[EXERCISE PROMPT]
Take the entries below and reproduce them word for word.

* begin RECORDED DATA *

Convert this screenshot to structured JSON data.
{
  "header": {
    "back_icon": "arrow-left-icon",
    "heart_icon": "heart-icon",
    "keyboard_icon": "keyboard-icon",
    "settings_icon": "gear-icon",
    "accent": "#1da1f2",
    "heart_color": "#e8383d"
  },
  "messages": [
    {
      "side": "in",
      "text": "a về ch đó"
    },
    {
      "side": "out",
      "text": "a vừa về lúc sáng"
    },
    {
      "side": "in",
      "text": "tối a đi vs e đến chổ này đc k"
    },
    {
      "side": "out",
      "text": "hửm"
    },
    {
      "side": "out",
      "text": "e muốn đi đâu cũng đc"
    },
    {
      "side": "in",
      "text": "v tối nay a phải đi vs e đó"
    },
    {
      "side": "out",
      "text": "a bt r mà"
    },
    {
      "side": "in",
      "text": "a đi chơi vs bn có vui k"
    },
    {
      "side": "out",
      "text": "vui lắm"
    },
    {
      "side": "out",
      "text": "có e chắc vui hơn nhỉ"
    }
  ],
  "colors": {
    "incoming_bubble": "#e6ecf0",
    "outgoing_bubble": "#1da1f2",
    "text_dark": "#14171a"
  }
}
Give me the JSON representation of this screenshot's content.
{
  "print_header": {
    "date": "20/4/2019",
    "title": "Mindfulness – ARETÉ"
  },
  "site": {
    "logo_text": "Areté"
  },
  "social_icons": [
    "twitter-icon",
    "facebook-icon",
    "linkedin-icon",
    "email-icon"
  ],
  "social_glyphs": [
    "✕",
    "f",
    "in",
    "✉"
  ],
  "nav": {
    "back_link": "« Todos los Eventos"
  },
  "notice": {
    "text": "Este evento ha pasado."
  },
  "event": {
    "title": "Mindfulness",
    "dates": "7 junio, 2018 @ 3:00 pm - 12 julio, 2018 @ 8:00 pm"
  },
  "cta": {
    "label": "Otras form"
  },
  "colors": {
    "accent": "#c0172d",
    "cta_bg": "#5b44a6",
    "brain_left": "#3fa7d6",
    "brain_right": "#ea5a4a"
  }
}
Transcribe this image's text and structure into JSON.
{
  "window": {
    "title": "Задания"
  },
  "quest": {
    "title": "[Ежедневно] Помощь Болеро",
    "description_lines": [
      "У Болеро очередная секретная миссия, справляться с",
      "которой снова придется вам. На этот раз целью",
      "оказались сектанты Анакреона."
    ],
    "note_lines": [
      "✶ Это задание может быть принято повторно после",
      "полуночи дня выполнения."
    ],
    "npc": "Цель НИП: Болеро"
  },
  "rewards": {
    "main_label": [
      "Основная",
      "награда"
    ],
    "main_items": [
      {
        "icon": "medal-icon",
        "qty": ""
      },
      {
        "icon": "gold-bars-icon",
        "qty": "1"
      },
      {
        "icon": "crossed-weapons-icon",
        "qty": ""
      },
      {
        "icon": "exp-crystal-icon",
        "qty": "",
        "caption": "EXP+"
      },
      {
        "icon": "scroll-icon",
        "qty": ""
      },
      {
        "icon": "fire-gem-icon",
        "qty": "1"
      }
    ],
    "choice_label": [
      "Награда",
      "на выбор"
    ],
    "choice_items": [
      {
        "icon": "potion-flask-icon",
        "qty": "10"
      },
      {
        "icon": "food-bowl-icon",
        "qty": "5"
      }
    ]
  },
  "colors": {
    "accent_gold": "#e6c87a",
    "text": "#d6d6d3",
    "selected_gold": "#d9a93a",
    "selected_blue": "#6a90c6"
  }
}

* end RECORDED DATA *

[RESPONSE TO THIS EXERCISE]
Convert this screenshot to structured JSON data.
{
  "header": {
    "back_icon": "arrow-left-icon",
    "heart_icon": "heart-icon",
    "keyboard_icon": "keyboard-icon",
    "settings_icon": "gear-icon",
    "accent": "#1da1f2",
    "heart_color": "#e8383d"
  },
  "messages": [
    {
      "side": "in",
      "text": "a về ch đó"
    },
    {
      "side": "out",
      "text": "a vừa về lúc sáng"
    },
    {
      "side": "in",
      "text": "tối a đi vs e đến chổ này đc k"
    },
    {
      "side": "out",
      "text": "hửm"
    },
    {
      "side": "out",
      "text": "e muốn đi đâu cũng đc"
    },
    {
      "side": "in",
      "text": "v tối nay a phải đi vs e đó"
    },
    {
      "side": "out",
      "text": "a bt r mà"
    },
    {
      "side": "in",
      "text": "a đi chơi vs bn có vui k"
    },
    {
      "side": "out",
      "text": "vui lắm"
    },
    {
      "side": "out",
      "text": "có e chắc vui hơn nhỉ"
    }
  ],
  "colors": {
    "incoming_bubble": "#e6ecf0",
    "outgoing_bubble": "#1da1f2",
    "text_dark": "#14171a"
  }
}
Give me the JSON representation of this screenshot's content.
{
  "print_header": {
    "date": "20/4/2019",
    "title": "Mindfulness – ARETÉ"
  },
  "site": {
    "logo_text": "Areté"
  },
  "social_icons": [
    "twitter-icon",
    "facebook-icon",
    "linkedin-icon",
    "email-icon"
  ],
  "social_glyphs": [
    "✕",
    "f",
    "in",
    "✉"
  ],
  "nav": {
    "back_link": "« Todos los Eventos"
  },
  "notice": {
    "text": "Este evento ha pasado."
  },
  "event": {
    "title": "Mindfulness",
    "dates": "7 junio, 2018 @ 3:00 pm - 12 julio, 2018 @ 8:00 pm"
  },
  "cta": {
    "label": "Otras form"
  },
  "colors": {
    "accent": "#c0172d",
    "cta_bg": "#5b44a6",
    "brain_left": "#3fa7d6",
    "brain_right": "#ea5a4a"
  }
}
Transcribe this image's text and structure into JSON.
{
  "window": {
    "title": "Задания"
  },
  "quest": {
    "title": "[Ежедневно] Помощь Болеро",
    "description_lines": [
      "У Болеро очередная секретная миссия, справляться с",
      "которой снова придется вам. На этот раз целью",
      "оказались сектанты Анакреона."
    ],
    "note_lines": [
      "✶ Это задание может быть принято повторно после",
      "полуночи дня выполнения."
    ],
    "npc": "Цель НИП: Болеро"
  },
  "rewards": {
    "main_label": [
      "Основная",
      "награда"
    ],
    "main_items": [
      {
        "icon": "medal-icon",
        "qty": ""
      },
      {
        "icon": "gold-bars-icon",
        "qty": "1"
      },
      {
        "icon": "crossed-weapons-icon",
        "qty": ""
      },
      {
        "icon": "exp-crystal-icon",
        "qty": "",
        "caption": "EXP+"
      },
      {
        "icon": "scroll-icon",
        "qty": ""
      },
      {
        "icon": "fire-gem-icon",
        "qty": "1"
      }
    ],
    "choice_label": [
      "Награда",
      "на выбор"
    ],
    "choice_items": [
      {
        "icon": "potion-flask-icon",
        "qty": "10"
      },
      {
        "icon": "food-bowl-icon",
        "qty": "5"
      }
    ]
  },
  "colors": {
    "accent_gold": "#e6c87a",
    "text": "#d6d6d3",
    "selected_gold": "#d9a93a",
    "selected_blue": "#6a90c6"
  }
}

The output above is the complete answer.